I began Lent by returning my overdue library book (see below … additional venial sin averted!) and receiving ashes. To accomplish the latter, I reached my parish church by 6:33 a.m. (the service having already begun, of course) and found the parking lot almost full. Wind chills today are in the teens but that doesn’t stop Catholics from their appointed rounds.

Back on the road to Metro before 7:00 a.m., I noticed that my church wasn’t the only one offering predawn distribution. Cars were leaving the Methodist church, too.

But the greatest surprise came at the Crystal City Metro. I usually avoid that station these days, having found a bus that leaves from another Metro stop that gets me to the office more quickly. But today I opted for Metro all the way because it was warmer.

As I was scrambling up the escalator into the usual crowd of buskers and hawkers, I spotted a man in purple off to my left. He was bearded, smiling and … wearing vestments. It was a priest giving out ashes!

Guess I would have gotten them today one way or the other.

A Day, a Diary

A Day, a Diary

I found an old journal in the back room of my parents’ old house, my grandfather Cassidy’s diary from 1940. This is my father’s father, who I never knew; he died before I was born. He was a Nazarene preacher, and much of this diary records his prayer habits and the texts he preached from.

_Extracted entries_:

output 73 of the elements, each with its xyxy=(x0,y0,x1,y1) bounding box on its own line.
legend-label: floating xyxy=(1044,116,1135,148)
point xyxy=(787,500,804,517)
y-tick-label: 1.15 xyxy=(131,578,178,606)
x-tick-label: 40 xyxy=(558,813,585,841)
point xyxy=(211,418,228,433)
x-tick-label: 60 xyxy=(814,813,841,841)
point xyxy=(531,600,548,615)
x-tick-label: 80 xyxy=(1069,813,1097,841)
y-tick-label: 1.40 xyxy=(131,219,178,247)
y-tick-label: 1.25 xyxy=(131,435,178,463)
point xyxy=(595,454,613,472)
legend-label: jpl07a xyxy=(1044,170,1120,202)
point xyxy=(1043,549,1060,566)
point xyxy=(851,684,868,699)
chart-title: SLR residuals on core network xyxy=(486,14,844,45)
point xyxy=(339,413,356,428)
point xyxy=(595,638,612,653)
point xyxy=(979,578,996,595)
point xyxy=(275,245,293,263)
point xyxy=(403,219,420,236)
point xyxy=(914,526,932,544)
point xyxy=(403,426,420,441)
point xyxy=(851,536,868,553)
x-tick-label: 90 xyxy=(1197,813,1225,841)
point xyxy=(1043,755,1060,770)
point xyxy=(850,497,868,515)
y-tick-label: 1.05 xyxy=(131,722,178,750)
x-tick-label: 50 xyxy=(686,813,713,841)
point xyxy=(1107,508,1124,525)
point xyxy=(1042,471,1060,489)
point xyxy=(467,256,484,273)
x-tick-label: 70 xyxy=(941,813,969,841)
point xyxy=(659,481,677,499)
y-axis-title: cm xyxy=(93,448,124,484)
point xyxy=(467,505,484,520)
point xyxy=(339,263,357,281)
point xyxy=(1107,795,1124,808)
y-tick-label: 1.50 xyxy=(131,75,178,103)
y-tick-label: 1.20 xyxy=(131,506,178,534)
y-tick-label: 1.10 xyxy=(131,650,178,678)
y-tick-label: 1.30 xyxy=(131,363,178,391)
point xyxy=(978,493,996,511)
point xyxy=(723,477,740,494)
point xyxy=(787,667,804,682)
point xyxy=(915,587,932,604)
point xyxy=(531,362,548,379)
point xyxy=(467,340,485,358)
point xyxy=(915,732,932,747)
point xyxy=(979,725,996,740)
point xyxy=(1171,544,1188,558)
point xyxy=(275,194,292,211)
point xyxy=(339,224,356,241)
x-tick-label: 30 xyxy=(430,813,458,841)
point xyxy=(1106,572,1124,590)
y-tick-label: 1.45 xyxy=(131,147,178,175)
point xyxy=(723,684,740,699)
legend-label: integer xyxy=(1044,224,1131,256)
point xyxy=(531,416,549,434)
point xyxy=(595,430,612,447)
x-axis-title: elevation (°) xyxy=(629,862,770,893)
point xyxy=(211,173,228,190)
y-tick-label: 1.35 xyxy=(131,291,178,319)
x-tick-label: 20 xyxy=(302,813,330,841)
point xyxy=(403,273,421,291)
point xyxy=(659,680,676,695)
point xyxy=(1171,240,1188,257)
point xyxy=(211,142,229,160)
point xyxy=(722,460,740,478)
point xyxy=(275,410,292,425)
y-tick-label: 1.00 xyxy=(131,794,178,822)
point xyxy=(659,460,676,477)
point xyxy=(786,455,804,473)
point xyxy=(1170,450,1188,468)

_Problems and tasks_:
• 1. In the text about receiving ashes, rewrite the paragraph that begins "I began Lent by returning" as a short bulleted list that keeps its main facts.
• 2. Answer these questions from the text about receiving ashes.
(a) By what time did the writer reach the parish church?
(b) Cars were leaving which other church?
(c) Why did the writer take Metro all the way that day?
• 3. Write the next part of the text about receiving ashes, picking up after its final sentence about the grandfather's diary.

_Answers to the exercise_:
• 1.
- Lent began with returning an overdue library book and receiving ashes.
- The writer reached the parish church by 6:33 a.m., after the service had already started.
- The parking lot was almost full.
- Wind chills were in the teens, but that didn't stop Catholics.

• 2.
(a) By 6:33 a.m.
(b) The Methodist church.
(c) Because it was warmer.

• 3.
On this day, 78 years ago, the tent was in or near Clinton, Illinois, and his sermon came from 2 Samuel 25-28:

“I pray you, forgive the trespass of your handmaid: for the Lord will certainly make my lord an enduring house; because my lord fights the battles of the Lord, and evil has not been found in you all your days.”

Many days began with reading and praying. There were walks, helping friends cut wood, marveling at the beauty of the day.

My grandfather followed his calling even though his family, my father then a young man, were far away. I’m not sure what they lived on, how they made it. But somehow, they did.

The world is a different place now, but the pages in this diary are as crisp and clear as the day he wrote them. At the bottom of each page, a quotation. This one is from Emerson: “Give me insight into today, and you may have the antique and future worlds.”

Singing with Dad

Singing with Dad

Sunday was the nativity of John the Baptist, a feast I don’t ever recall celebrating before. Something new in the liturgy? One of those days you notice every few years, when it falls on a Sunday?

We sang “Shall We Gather at the River,” a hymn I always associate with summer tent revivals — and not one of my favorites. To me, it sounds “Protestant”— a non-ecumenical term to be sure but the only one I can come up with. It’s not the kind of hymn I sang as a kid, one with verses in Latin. Singing it has always made me feel a bit strange and out of place.

But now I have an antidote for hymns like “Shall We Gather” or “How Great Thou Art.” Whenever we sing them now, I imagine Dad standing next to me, belting out the melody in his rich baritone. Dad was the Protestant in my life. He went to tent revivals and Wednesday night services as a kid. He knew the score.

So I follow his lead, sing out loud and strong. I can almost feel him nudge my elbow. “See, Annie,” he winks. “That’s not too bad, is it?”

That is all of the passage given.